::: Data records

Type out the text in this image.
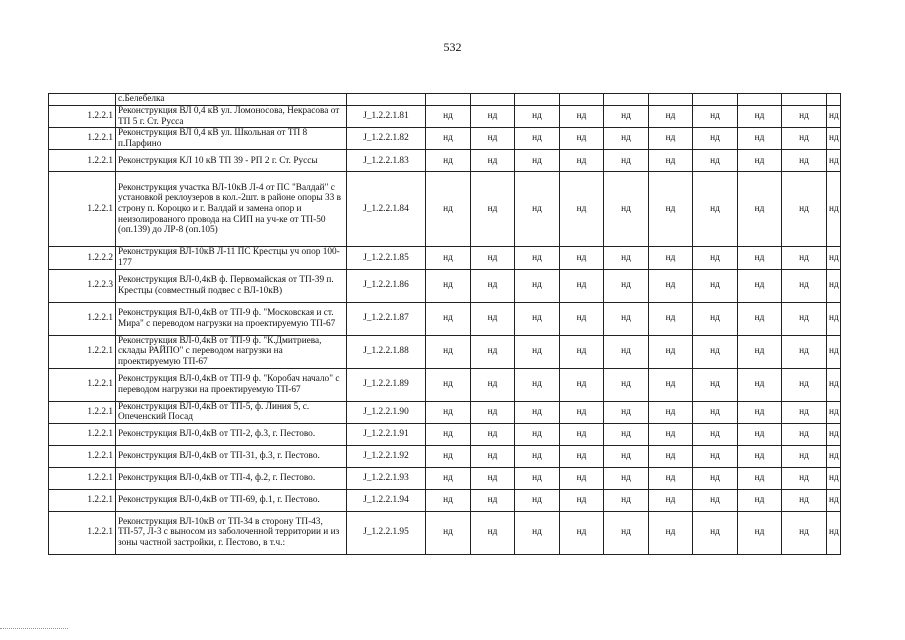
532
	с.Белебелка												
1.2.2.1	Реконструкция ВЛ 0,4 кВ ул. Ломоносова, Некрасова от ТП 5 г. Ст. Русса	J_1.2.2.1.81	нд	нд	нд	нд	нд	нд	нд	нд	нд	нд	
1.2.2.1	Реконструкция ВЛ 0,4 кВ ул. Школьная от ТП 8 п.Парфино	J_1.2.2.1.82	нд	нд	нд	нд	нд	нд	нд	нд	нд	нд	
1.2.2.1	Реконструкция КЛ 10 кВ ТП 39 - РП 2 г. Ст. Руссы	J_1.2.2.1.83	нд	нд	нд	нд	нд	нд	нд	нд	нд	нд	
1.2.2.1	Реконструкция участка ВЛ-10кВ Л-4 от ПС "Валдай" с установкой реклоузеров в кол.-2шт. в районе опоры 33 в строну п. Короцко и г. Валдай и замена опор и неизолированого провода на СИП на уч-ке от ТП-50 (оп.139) до ЛР-8 (оп.105)	J_1.2.2.1.84	нд	нд	нд	нд	нд	нд	нд	нд	нд	нд	
1.2.2.2	Реконструкция ВЛ-10кВ Л-11 ПС Крестцы уч опор 100-177	J_1.2.2.1.85	нд	нд	нд	нд	нд	нд	нд	нд	нд	нд	
1.2.2.3	Реконструкция ВЛ-0,4кВ ф. Первомайская от ТП-39 п. Крестцы (совместный подвес с ВЛ-10кВ)	J_1.2.2.1.86	нд	нд	нд	нд	нд	нд	нд	нд	нд	нд	
1.2.2.1	Реконструкция ВЛ-0,4кВ от ТП-9 ф. "Московская и ст. Мира" с переводом нагрузки на проектируемую ТП-67	J_1.2.2.1.87	нд	нд	нд	нд	нд	нд	нд	нд	нд	нд	
1.2.2.1	Реконструкция ВЛ-0,4кВ от ТП-9 ф. "К.Дмитриева, склады РАЙПО" с переводом нагрузки на проектируемую ТП-67	J_1.2.2.1.88	нд	нд	нд	нд	нд	нд	нд	нд	нд	нд	
1.2.2.1	Реконструкция ВЛ-0,4кВ от ТП-9 ф. "Коробач начало" с переводом нагрузки на проектируемую ТП-67	J_1.2.2.1.89	нд	нд	нд	нд	нд	нд	нд	нд	нд	нд	
1.2.2.1	Реконструкция ВЛ-0,4кВ от ТП-5, ф. Линия 5, с. Опеченский Посад	J_1.2.2.1.90	нд	нд	нд	нд	нд	нд	нд	нд	нд	нд	
1.2.2.1	Реконструкция ВЛ-0,4кВ от ТП-2, ф.3, г. Пестово.	J_1.2.2.1.91	нд	нд	нд	нд	нд	нд	нд	нд	нд	нд	
1.2.2.1	Реконструкция ВЛ-0,4кВ от ТП-31, ф.3, г. Пестово.	J_1.2.2.1.92	нд	нд	нд	нд	нд	нд	нд	нд	нд	нд	
1.2.2.1	Реконструкция ВЛ-0,4кВ от ТП-4, ф.2, г. Пестово.	J_1.2.2.1.93	нд	нд	нд	нд	нд	нд	нд	нд	нд	нд	
1.2.2.1	Реконструкция ВЛ-0,4кВ от ТП-69, ф.1, г. Пестово.	J_1.2.2.1.94	нд	нд	нд	нд	нд	нд	нд	нд	нд	нд	
1.2.2.1	Реконструкция ВЛ-10кВ от ТП-34 в сторону ТП-43, ТП-57, Л-3 с выносом из заболоченной территории и из зоны частной застройки, г. Пестово, в т.ч.:	J_1.2.2.1.95	нд	нд	нд	нд	нд	нд	нд	нд	нд	нд	
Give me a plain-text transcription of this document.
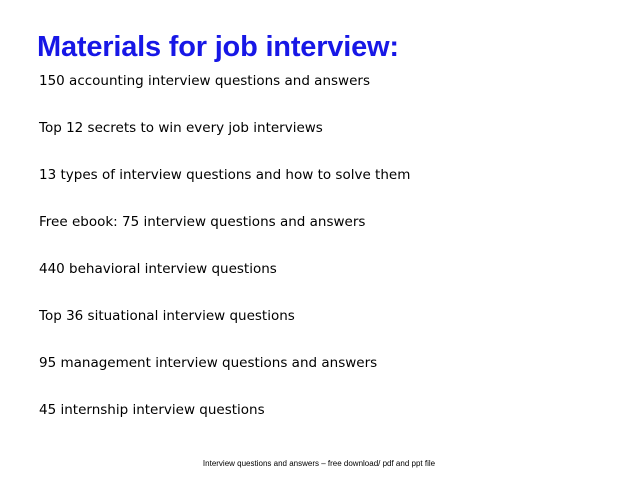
Materials for job interview:
150 accounting interview questions and answers
Top 12 secrets to win every job interviews
13 types of interview questions and how to solve them
Free ebook: 75 interview questions and answers
440 behavioral interview questions
Top 36 situational interview questions
95 management interview questions and answers
45 internship interview questions
Interview questions and answers – free download/ pdf and ppt file
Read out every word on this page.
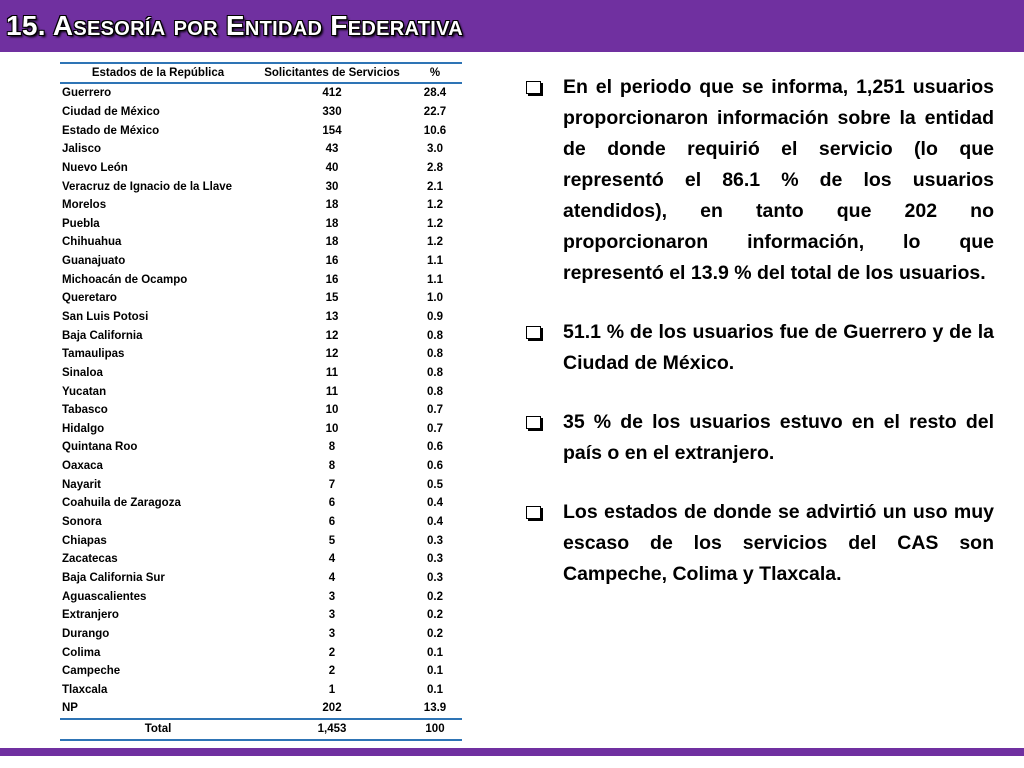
15. Asesoría por Entidad Federativa
Estados de la República	Solicitantes de Servicios	%
Guerrero	412	28.4
Ciudad de México	330	22.7
Estado de México	154	10.6
Jalisco	43	3.0
Nuevo León	40	2.8
Veracruz de Ignacio de la Llave	30	2.1
Morelos	18	1.2
Puebla	18	1.2
Chihuahua	18	1.2
Guanajuato	16	1.1
Michoacán de Ocampo	16	1.1
Queretaro	15	1.0
San Luis Potosi	13	0.9
Baja California	12	0.8
Tamaulipas	12	0.8
Sinaloa	11	0.8
Yucatan	11	0.8
Tabasco	10	0.7
Hidalgo	10	0.7
Quintana Roo	8	0.6
Oaxaca	8	0.6
Nayarit	7	0.5
Coahuila de Zaragoza	6	0.4
Sonora	6	0.4
Chiapas	5	0.3
Zacatecas	4	0.3
Baja California Sur	4	0.3
Aguascalientes	3	0.2
Extranjero	3	0.2
Durango	3	0.2
Colima	2	0.1
Campeche	2	0.1
Tlaxcala	1	0.1
NP	202	13.9
Total	1,453	100
En el periodo que se informa, 1,251 usuarios proporcionaron información sobre la entidad de donde requirió el servicio (lo que representó el 86.1 % de los usuarios atendidos), en tanto que 202 no proporcionaron información, lo que representó el 13.9 % del total de los usuarios.
51.1 % de los usuarios fue de Guerrero y de la Ciudad de México.
35 % de los usuarios estuvo en el resto del país o en el extranjero.
Los estados de donde se advirtió un uso muy escaso de los servicios del CAS son Campeche, Colima y Tlaxcala.
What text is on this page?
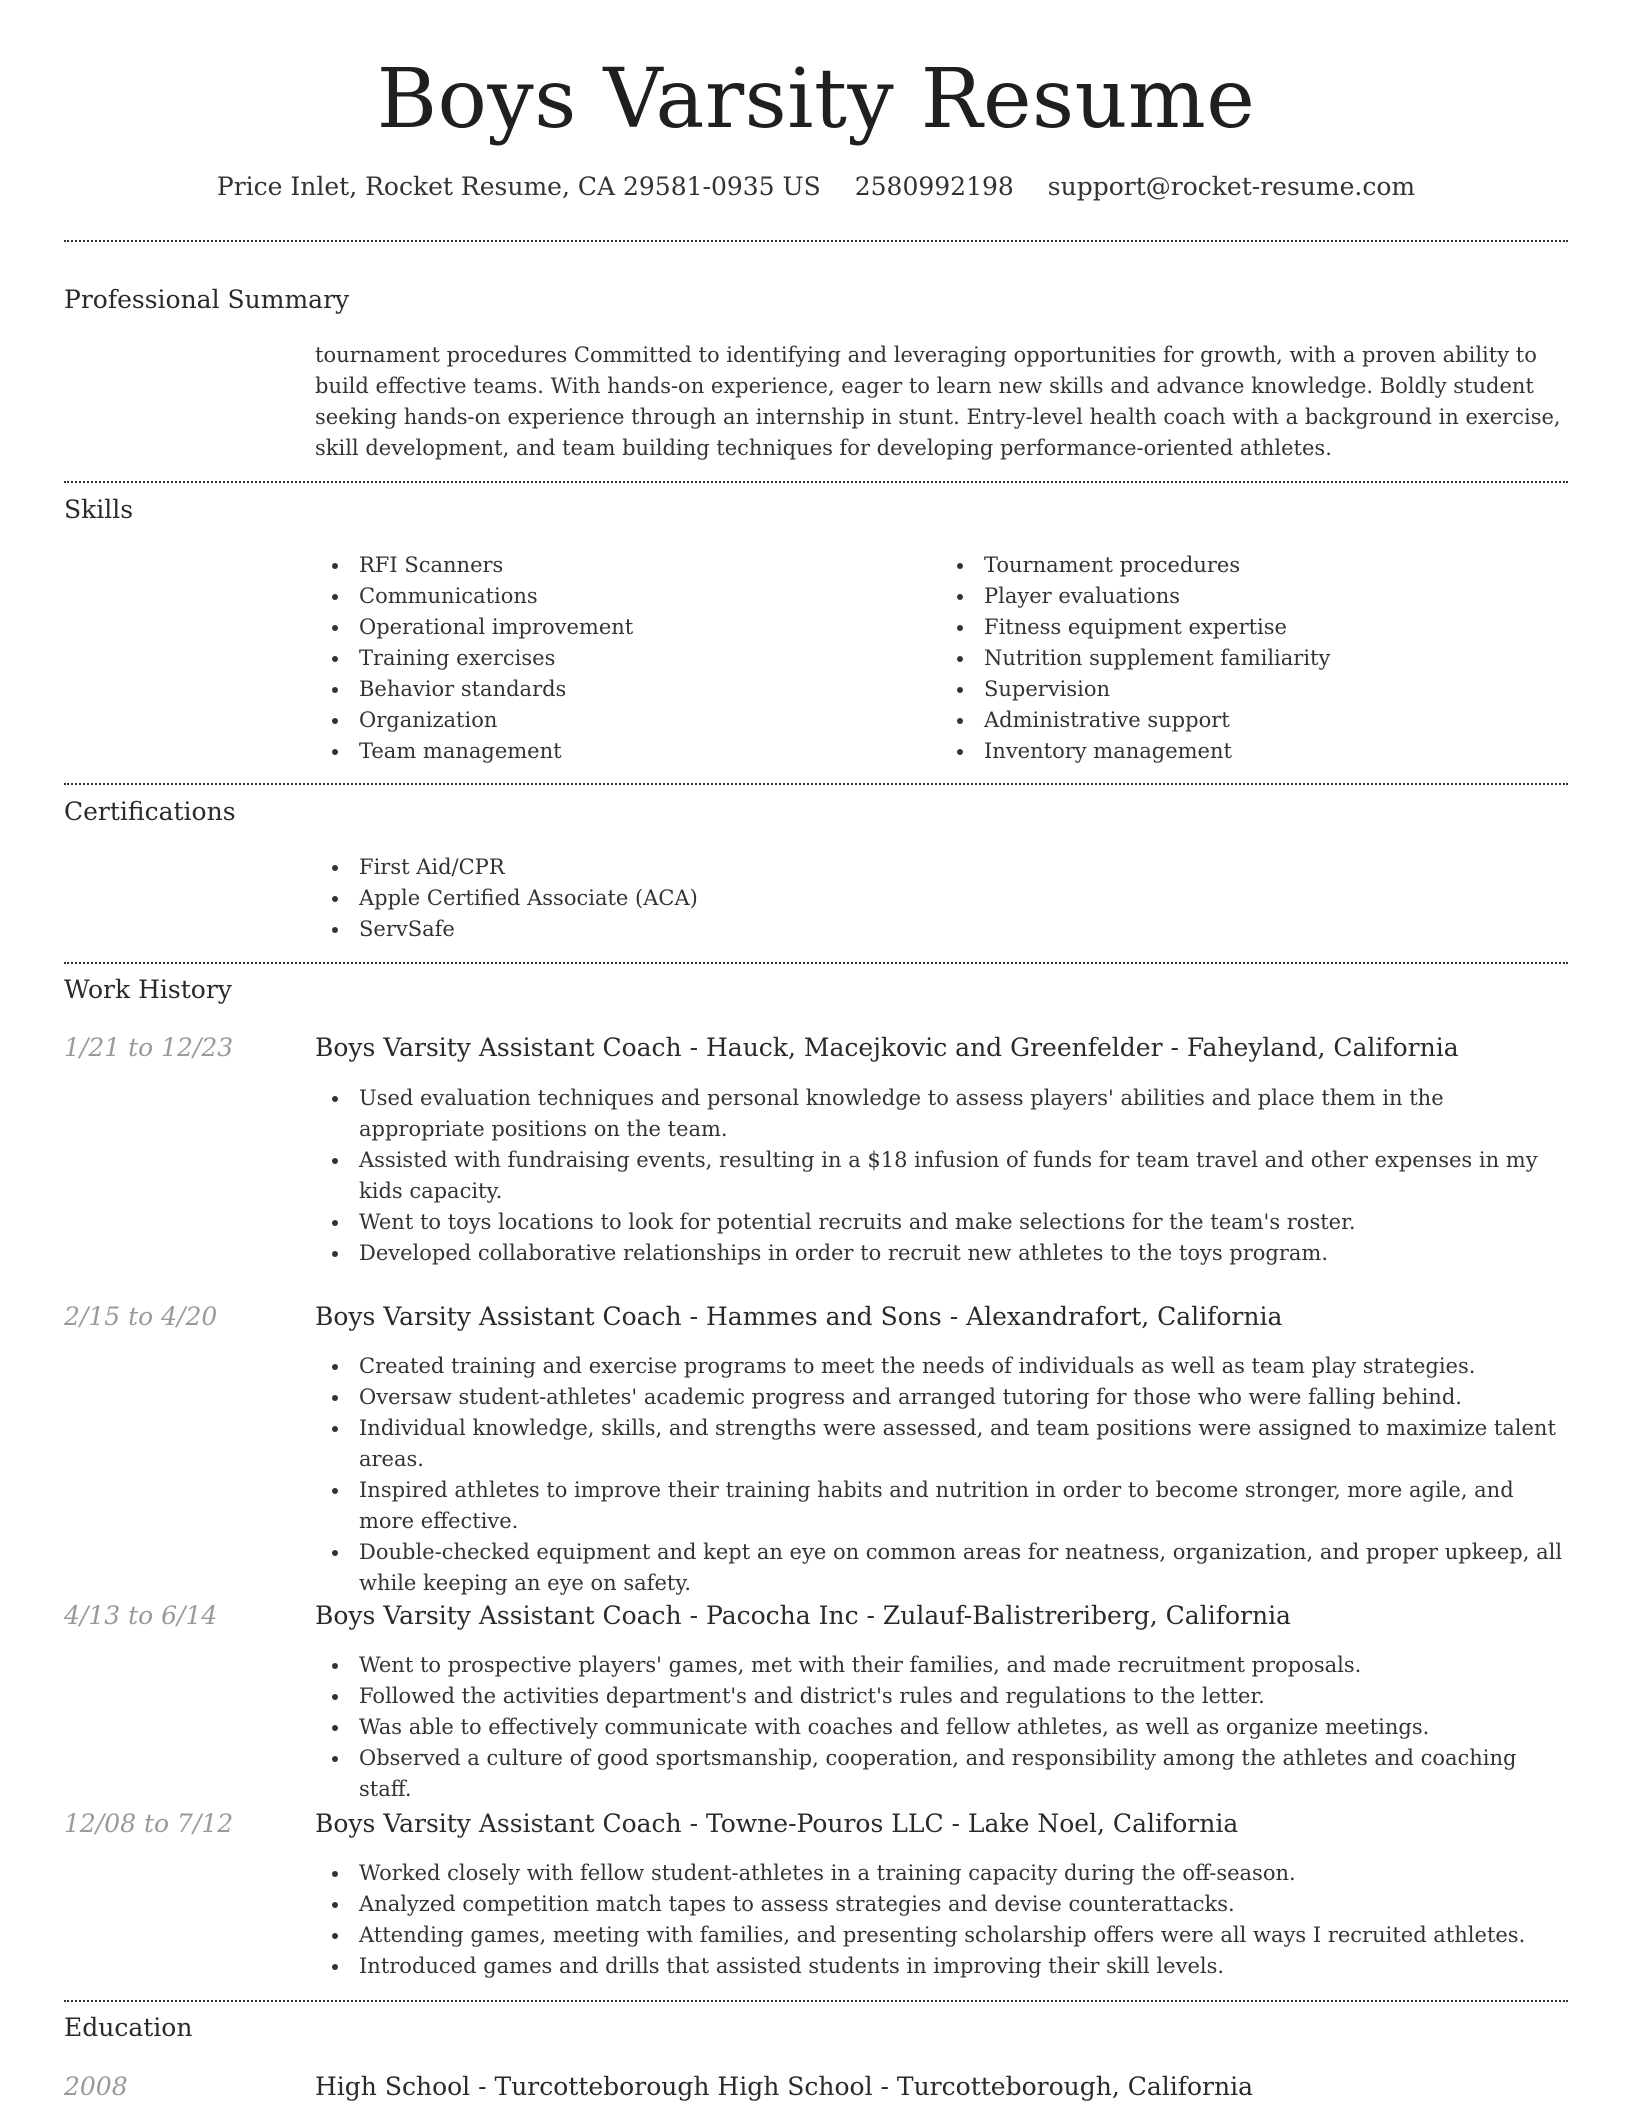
Boys Varsity Resume
Price Inlet, Rocket Resume, CA 29581-0935 US 2580992198 support@rocket-resume.com
Professional Summary

tournament procedures Committed to identifying and leveraging opportunities for growth, with a proven ability to build effective teams. With hands-on experience, eager to learn new skills and advance knowledge. Boldly student seeking hands-on experience through an internship in stunt. Entry-level health coach with a background in exercise, skill development, and team building techniques for developing performance-oriented athletes.

Skills
RFI Scanners
Communications
Operational improvement
Training exercises
Behavior standards
Organization
Team management
Tournament procedures
Player evaluations
Fitness equipment expertise
Nutrition supplement familiarity
Supervision
Administrative support
Inventory management
Certifications
First Aid/CPR
Apple Certified Associate (ACA)
ServSafe
Work History
1/21 to 12/23	Boys Varsity Assistant Coach - Hauck, Macejkovic and Greenfelder - Faheyland, California
Used evaluation techniques and personal knowledge to assess players' abilities and place them in the appropriate positions on the team.
Assisted with fundraising events, resulting in a $18 infusion of funds for team travel and other expenses in my kids capacity.
Went to toys locations to look for potential recruits and make selections for the team's roster.
Developed collaborative relationships in order to recruit new athletes to the toys program.
2/15 to 4/20	Boys Varsity Assistant Coach - Hammes and Sons - Alexandrafort, California
Created training and exercise programs to meet the needs of individuals as well as team play strategies.
Oversaw student-athletes' academic progress and arranged tutoring for those who were falling behind.
Individual knowledge, skills, and strengths were assessed, and team positions were assigned to maximize talent areas.
Inspired athletes to improve their training habits and nutrition in order to become stronger, more agile, and more effective.
Double-checked equipment and kept an eye on common areas for neatness, organization, and proper upkeep, all while keeping an eye on safety.
4/13 to 6/14	Boys Varsity Assistant Coach - Pacocha Inc - Zulauf-Balistreriberg, California
Went to prospective players' games, met with their families, and made recruitment proposals.
Followed the activities department's and district's rules and regulations to the letter.
Was able to effectively communicate with coaches and fellow athletes, as well as organize meetings.
Observed a culture of good sportsmanship, cooperation, and responsibility among the athletes and coaching staff.
12/08 to 7/12	Boys Varsity Assistant Coach - Towne-Pouros LLC - Lake Noel, California
Worked closely with fellow student-athletes in a training capacity during the off-season.
Analyzed competition match tapes to assess strategies and devise counterattacks.
Attending games, meeting with families, and presenting scholarship offers were all ways I recruited athletes.
Introduced games and drills that assisted students in improving their skill levels.
Education
2008	High School - Turcotteborough High School - Turcotteborough, California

::::::

▸ What needs to be done: Lines containing the string "California" are to be selected and copied.

▸ Worked solution:
Baja California	12	0.8
Baja California Sur	4	0.3
1/21 to 12/23	Boys Varsity Assistant Coach - Hauck, Macejkovic and Greenfelder - Faheyland, California
2/15 to 4/20	Boys Varsity Assistant Coach - Hammes and Sons - Alexandrafort, California
4/13 to 6/14	Boys Varsity Assistant Coach - Pacocha Inc - Zulauf-Balistreriberg, California
12/08 to 7/12	Boys Varsity Assistant Coach - Towne-Pouros LLC - Lake Noel, California
2008	High School - Turcotteborough High School - Turcotteborough, California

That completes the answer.